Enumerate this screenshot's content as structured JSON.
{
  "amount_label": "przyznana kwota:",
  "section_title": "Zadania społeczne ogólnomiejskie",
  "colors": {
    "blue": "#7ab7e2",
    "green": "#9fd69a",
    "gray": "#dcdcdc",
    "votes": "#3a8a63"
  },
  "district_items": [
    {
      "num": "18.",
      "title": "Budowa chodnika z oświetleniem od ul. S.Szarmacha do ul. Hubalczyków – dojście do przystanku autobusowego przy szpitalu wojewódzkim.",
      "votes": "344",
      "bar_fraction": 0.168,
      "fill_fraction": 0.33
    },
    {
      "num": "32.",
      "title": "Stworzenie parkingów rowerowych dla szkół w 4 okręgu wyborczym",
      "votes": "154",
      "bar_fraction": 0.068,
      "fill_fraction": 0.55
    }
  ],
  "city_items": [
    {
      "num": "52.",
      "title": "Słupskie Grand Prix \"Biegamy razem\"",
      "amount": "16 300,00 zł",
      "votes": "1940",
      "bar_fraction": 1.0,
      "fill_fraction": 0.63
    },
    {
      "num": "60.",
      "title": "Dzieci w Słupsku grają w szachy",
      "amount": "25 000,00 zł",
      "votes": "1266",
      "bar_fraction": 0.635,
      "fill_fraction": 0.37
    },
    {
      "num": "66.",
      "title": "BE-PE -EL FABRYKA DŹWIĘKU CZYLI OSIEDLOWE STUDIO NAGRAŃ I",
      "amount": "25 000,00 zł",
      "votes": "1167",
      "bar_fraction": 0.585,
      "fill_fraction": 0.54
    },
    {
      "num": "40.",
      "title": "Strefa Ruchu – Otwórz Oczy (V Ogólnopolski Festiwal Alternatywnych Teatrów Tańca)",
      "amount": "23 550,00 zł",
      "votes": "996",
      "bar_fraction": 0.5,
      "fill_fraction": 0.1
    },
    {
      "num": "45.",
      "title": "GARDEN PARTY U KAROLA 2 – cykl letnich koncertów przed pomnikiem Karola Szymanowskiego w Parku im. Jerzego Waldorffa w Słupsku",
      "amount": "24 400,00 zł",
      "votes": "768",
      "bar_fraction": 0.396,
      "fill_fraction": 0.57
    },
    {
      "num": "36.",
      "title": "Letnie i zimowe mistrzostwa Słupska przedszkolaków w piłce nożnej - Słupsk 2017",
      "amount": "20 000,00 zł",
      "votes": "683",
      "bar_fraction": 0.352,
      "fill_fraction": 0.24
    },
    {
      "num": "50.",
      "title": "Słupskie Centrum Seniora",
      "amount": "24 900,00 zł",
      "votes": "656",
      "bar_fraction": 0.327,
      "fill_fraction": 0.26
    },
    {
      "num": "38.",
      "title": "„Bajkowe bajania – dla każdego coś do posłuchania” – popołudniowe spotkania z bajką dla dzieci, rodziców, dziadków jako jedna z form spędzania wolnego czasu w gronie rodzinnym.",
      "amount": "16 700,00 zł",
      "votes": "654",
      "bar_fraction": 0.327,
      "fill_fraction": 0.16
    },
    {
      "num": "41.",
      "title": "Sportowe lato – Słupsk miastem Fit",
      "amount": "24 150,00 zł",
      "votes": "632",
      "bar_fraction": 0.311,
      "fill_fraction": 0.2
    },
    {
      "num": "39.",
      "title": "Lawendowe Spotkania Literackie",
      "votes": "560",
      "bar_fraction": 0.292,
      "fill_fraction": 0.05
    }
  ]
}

------------

Problem requirements:
Filter the records above for "Słupsku" and copy every matching line.

Exercise output:
      "title": "Dzieci w Słupsku grają w szachy",
      "title": "GARDEN PARTY U KAROLA 2 – cykl letnich koncertów przed pomnikiem Karola Szymanowskiego w Parku im. Jerzego Waldorffa w Słupsku",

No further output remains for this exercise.